● Direction: Using the records provided below, locate and copy each line that contains the word "start".

#####

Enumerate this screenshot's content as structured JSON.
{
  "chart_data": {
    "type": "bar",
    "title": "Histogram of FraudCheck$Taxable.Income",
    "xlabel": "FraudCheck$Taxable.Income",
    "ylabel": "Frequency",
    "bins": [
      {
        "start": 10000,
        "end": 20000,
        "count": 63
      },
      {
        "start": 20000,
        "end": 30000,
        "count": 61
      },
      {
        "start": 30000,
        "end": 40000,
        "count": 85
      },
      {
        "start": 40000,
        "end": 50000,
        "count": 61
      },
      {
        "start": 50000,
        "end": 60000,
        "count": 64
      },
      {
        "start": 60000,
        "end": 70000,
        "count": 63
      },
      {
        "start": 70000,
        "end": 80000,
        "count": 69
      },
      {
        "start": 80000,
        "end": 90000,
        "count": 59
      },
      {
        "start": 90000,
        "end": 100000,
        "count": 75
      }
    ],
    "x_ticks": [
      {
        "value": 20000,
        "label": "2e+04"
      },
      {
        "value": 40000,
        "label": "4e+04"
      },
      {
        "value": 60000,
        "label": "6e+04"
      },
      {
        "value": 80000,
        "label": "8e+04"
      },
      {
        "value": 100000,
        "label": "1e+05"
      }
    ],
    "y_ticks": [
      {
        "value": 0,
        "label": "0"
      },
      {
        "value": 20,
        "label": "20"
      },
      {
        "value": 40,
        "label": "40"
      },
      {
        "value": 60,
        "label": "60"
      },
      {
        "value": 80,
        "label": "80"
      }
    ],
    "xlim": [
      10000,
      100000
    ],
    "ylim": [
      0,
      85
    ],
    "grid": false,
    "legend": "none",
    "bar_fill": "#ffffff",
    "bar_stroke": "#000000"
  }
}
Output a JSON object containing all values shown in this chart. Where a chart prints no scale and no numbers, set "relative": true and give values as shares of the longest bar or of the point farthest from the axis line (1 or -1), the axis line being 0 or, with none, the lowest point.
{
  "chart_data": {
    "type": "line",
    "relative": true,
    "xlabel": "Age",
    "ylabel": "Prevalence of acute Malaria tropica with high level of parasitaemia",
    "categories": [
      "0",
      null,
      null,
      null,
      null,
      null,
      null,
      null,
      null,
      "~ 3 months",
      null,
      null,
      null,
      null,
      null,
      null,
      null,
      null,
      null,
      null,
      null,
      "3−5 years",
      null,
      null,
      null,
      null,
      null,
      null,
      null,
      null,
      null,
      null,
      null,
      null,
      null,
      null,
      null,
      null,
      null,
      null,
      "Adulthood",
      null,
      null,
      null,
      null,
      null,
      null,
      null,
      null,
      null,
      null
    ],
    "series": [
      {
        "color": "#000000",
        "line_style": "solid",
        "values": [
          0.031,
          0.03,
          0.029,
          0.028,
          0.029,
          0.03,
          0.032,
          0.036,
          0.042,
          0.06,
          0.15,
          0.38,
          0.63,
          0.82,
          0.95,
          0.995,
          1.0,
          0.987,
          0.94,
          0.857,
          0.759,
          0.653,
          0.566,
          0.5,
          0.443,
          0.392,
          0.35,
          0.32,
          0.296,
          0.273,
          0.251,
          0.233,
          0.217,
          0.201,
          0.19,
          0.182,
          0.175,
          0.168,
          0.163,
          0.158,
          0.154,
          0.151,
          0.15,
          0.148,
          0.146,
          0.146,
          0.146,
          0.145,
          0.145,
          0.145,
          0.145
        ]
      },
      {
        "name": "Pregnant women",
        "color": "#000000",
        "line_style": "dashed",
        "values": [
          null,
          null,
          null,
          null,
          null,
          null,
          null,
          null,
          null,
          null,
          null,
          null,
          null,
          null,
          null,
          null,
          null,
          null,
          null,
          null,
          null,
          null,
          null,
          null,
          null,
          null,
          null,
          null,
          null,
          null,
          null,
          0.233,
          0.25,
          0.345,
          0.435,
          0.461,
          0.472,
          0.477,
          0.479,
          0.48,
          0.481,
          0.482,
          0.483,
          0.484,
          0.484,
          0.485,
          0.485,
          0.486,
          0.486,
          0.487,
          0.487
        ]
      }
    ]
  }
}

#####

● Exercise solution:
        "start": 10000,
        "start": 20000,
        "start": 30000,
        "start": 40000,
        "start": 50000,
        "start": 60000,
        "start": 70000,
        "start": 80000,
        "start": 90000,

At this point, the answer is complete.